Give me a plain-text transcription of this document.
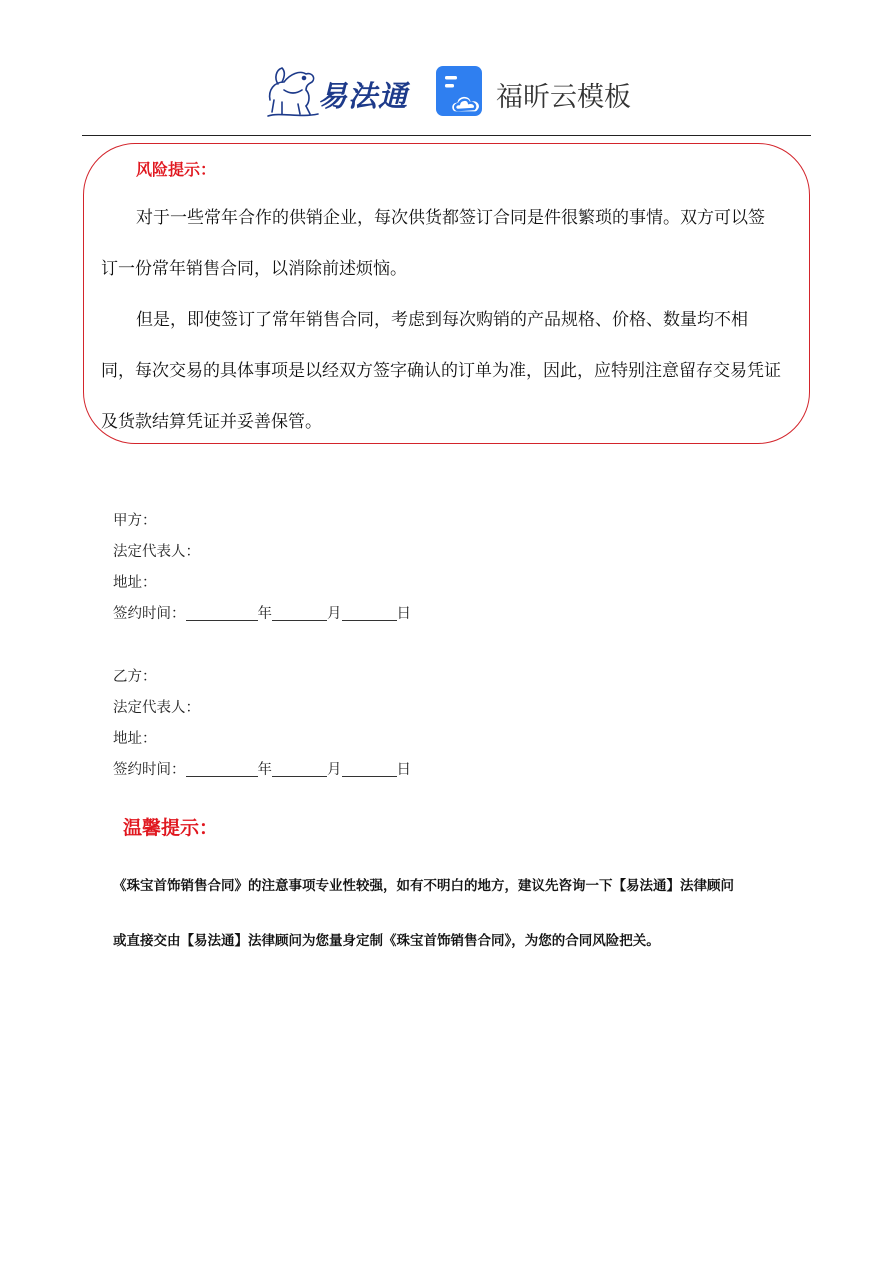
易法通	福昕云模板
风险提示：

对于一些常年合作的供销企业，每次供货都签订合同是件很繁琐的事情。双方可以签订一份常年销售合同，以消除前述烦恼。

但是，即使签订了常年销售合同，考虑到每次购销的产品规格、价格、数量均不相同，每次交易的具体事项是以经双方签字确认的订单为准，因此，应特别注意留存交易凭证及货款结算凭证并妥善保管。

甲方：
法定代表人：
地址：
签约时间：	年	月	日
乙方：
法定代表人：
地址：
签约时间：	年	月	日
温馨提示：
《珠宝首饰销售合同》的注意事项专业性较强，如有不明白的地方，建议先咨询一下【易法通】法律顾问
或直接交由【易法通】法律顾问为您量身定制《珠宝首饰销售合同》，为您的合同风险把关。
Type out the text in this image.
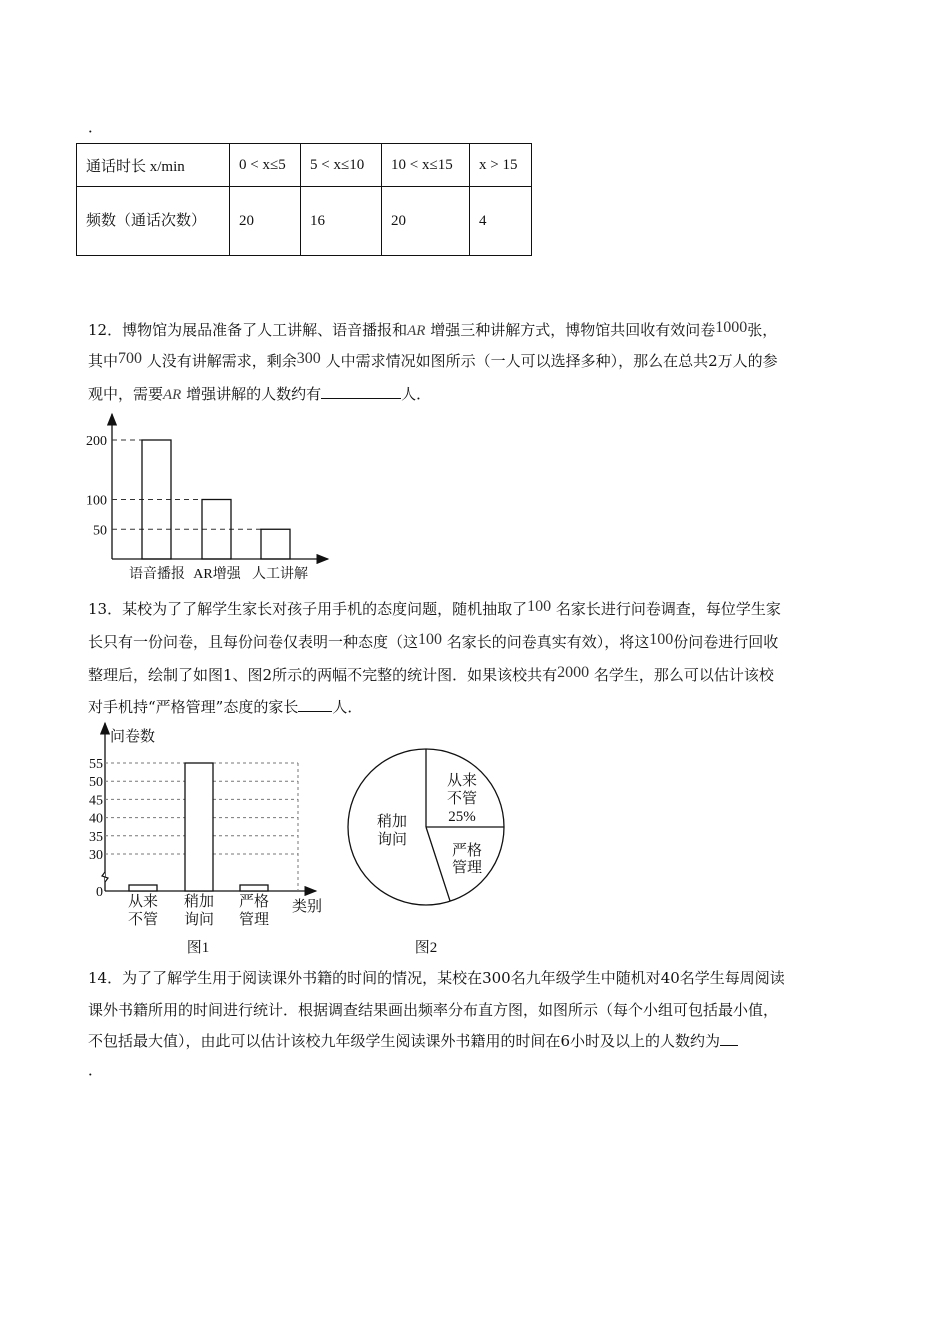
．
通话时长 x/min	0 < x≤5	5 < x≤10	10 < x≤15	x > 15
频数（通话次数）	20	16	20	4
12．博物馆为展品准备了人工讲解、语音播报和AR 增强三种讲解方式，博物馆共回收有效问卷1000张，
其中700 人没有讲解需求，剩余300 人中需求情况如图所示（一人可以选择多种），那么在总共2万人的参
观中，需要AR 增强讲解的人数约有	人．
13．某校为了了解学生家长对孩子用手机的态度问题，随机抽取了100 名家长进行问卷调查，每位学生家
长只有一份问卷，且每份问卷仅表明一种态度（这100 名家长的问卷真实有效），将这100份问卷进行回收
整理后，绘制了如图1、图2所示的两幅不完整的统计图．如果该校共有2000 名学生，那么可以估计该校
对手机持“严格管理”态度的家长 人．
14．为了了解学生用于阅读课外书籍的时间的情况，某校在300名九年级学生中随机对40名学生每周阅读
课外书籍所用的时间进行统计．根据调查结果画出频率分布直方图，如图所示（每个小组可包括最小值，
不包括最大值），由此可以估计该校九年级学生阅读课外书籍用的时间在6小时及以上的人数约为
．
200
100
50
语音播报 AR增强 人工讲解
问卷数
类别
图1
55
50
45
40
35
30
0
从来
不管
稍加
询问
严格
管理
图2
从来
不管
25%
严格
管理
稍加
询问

────────────────────────────────────────

■ Given instruction
Pictures in the records above are left out; print everything else exactly as written.

■ Finished answer
Give me a plain-text transcription of this document.
易法通	福昕云模板
风险提示：

对于一些常年合作的供销企业，每次供货都签订合同是件很繁琐的事情。双方可以签订一份常年销售合同，以消除前述烦恼。

但是，即使签订了常年销售合同，考虑到每次购销的产品规格、价格、数量均不相同，每次交易的具体事项是以经双方签字确认的订单为准，因此，应特别注意留存交易凭证及货款结算凭证并妥善保管。

甲方：
法定代表人：
地址：
签约时间：	年	月	日
乙方：
法定代表人：
地址：
签约时间：	年	月	日
温馨提示：
《珠宝首饰销售合同》的注意事项专业性较强，如有不明白的地方，建议先咨询一下【易法通】法律顾问
或直接交由【易法通】法律顾问为您量身定制《珠宝首饰销售合同》，为您的合同风险把关。
Type out the text in this image.
．
通话时长 x/min	0 < x≤5	5 < x≤10	10 < x≤15	x > 15
频数（通话次数）	20	16	20	4
12．博物馆为展品准备了人工讲解、语音播报和AR 增强三种讲解方式，博物馆共回收有效问卷1000张，
其中700 人没有讲解需求，剩余300 人中需求情况如图所示（一人可以选择多种），那么在总共2万人的参
观中，需要AR 增强讲解的人数约有	人．
13．某校为了了解学生家长对孩子用手机的态度问题，随机抽取了100 名家长进行问卷调查，每位学生家
长只有一份问卷，且每份问卷仅表明一种态度（这100 名家长的问卷真实有效），将这100份问卷进行回收
整理后，绘制了如图1、图2所示的两幅不完整的统计图．如果该校共有2000 名学生，那么可以估计该校
对手机持“严格管理”态度的家长 人．
14．为了了解学生用于阅读课外书籍的时间的情况，某校在300名九年级学生中随机对40名学生每周阅读
课外书籍所用的时间进行统计．根据调查结果画出频率分布直方图，如图所示（每个小组可包括最小值，
不包括最大值），由此可以估计该校九年级学生阅读课外书籍用的时间在6小时及以上的人数约为
．
200
100
50
语音播报 AR增强 人工讲解
问卷数
类别
图1
55
50
45
40
35
30
0
从来
不管
稍加
询问
严格
管理
图2
从来
不管
25%
严格
管理
稍加
询问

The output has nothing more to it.